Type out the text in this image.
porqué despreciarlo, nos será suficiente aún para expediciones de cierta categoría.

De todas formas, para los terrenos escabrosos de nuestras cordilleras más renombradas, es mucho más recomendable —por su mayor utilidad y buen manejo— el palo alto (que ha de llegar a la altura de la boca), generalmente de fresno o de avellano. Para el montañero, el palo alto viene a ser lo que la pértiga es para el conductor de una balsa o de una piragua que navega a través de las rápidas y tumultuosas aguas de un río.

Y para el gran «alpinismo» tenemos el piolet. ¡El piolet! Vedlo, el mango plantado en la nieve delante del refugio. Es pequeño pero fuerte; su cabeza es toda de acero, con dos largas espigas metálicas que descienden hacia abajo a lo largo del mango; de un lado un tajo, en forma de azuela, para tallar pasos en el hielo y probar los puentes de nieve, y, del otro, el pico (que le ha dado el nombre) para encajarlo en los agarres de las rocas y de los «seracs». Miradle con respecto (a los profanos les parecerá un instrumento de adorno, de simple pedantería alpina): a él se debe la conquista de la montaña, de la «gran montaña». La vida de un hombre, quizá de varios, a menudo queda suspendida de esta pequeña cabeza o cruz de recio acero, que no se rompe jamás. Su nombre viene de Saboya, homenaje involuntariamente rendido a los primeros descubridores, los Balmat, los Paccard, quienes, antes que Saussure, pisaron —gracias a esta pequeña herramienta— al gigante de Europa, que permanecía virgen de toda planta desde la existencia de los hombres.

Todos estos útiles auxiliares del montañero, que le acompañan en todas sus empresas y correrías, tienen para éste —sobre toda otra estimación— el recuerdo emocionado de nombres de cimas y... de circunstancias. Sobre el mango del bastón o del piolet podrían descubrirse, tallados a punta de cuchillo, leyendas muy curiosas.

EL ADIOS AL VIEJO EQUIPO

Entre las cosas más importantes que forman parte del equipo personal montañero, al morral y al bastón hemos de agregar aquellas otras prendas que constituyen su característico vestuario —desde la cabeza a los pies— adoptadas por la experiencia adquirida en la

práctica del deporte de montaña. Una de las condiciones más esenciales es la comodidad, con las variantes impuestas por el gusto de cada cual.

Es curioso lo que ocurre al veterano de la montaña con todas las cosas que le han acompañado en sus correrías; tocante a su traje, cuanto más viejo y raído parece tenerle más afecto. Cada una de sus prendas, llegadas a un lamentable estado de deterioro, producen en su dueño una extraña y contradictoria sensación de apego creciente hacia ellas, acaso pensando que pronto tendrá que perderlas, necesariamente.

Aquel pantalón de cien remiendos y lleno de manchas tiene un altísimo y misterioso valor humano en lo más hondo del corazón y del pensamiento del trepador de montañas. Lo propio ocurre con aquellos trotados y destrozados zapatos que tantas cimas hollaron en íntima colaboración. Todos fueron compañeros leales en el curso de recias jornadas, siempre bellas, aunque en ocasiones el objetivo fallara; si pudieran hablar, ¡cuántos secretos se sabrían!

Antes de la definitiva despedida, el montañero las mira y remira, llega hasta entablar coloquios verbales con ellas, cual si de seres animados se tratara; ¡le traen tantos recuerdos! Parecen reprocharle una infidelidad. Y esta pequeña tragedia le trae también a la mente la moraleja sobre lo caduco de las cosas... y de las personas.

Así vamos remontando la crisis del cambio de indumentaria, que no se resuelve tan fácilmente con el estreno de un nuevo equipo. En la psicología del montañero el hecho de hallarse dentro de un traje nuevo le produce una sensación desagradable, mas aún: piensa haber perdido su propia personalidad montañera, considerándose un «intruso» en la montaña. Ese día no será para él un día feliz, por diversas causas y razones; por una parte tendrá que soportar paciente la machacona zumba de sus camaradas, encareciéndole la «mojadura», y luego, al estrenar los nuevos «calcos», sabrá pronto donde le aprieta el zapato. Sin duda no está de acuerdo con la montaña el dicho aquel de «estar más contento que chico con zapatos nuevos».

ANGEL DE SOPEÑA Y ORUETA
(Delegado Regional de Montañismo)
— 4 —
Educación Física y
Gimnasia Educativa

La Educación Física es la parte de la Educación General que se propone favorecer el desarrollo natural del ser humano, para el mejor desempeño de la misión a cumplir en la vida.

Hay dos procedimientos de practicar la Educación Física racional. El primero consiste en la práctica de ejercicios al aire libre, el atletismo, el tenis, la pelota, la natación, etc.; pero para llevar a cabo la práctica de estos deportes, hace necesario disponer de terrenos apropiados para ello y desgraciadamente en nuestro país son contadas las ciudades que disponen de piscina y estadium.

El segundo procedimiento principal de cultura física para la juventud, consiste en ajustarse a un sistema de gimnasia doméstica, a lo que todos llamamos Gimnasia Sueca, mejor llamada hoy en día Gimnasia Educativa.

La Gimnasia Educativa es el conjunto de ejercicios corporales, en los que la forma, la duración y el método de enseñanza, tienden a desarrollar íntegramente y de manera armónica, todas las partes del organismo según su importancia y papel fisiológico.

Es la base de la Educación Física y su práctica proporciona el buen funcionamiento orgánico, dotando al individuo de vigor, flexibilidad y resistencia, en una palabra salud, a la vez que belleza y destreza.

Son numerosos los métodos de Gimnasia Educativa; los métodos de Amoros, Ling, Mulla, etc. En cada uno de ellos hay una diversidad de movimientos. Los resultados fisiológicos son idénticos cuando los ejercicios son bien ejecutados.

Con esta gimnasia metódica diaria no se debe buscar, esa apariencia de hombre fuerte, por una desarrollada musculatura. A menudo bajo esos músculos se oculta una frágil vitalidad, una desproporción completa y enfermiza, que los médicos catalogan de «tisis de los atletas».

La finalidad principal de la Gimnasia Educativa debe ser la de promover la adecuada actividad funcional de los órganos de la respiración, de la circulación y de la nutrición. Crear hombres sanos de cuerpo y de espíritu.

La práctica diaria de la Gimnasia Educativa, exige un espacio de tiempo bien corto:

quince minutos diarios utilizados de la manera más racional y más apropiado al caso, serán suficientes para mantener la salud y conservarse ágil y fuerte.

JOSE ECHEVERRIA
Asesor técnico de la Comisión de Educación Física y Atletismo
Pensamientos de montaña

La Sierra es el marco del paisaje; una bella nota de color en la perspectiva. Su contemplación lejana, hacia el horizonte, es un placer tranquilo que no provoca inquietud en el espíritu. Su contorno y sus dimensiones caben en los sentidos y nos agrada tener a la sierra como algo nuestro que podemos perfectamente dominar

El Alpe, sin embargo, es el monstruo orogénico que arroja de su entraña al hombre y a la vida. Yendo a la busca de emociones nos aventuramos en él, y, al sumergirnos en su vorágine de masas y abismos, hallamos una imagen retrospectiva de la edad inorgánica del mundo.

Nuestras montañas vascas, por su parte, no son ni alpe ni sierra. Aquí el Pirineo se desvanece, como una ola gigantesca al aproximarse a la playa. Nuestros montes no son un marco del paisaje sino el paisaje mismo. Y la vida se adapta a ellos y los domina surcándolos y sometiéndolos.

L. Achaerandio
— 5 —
========
GIVEN INSTRUCTION: Look through the data above. Copy every line with the string "pequeña" in it.

RESPONSE TO THIS TASK:
Y para el gran «alpinismo» tenemos el piolet. ¡El piolet! Vedlo, el mango plantado en la nieve delante del refugio. Es pequeño pero fuerte; su cabeza es toda de acero, con dos largas espigas metálicas que descienden hacia abajo a lo largo del mango; de un lado un tajo, en forma de azuela, para tallar pasos en el hielo y probar los puentes de nieve, y, del otro, el pico (que le ha dado el nombre) para encajarlo en los agarres de las rocas y de los «seracs». Miradle con respecto (a los profanos les parecerá un instrumento de adorno, de simple pedantería alpina): a él se debe la conquista de la montaña, de la «gran montaña». La vida de un hombre, quizá de varios, a menudo queda suspendida de esta pequeña cabeza o cruz de recio acero, que no se rompe jamás. Su nombre viene de Saboya, homenaje involuntariamente rendido a los primeros descubridores, los Balmat, los Paccard, quienes, antes que Saussure, pisaron —gracias a esta pequeña herramienta— al gigante de Europa, que permanecía virgen de toda planta desde la existencia de los hombres.
Antes de la definitiva despedida, el montañero las mira y remira, llega hasta entablar coloquios verbales con ellas, cual si de seres animados se tratara; ¡le traen tantos recuerdos! Parecen reprocharle una infidelidad. Y esta pequeña tragedia le trae también a la mente la moraleja sobre lo caduco de las cosas... y de las personas.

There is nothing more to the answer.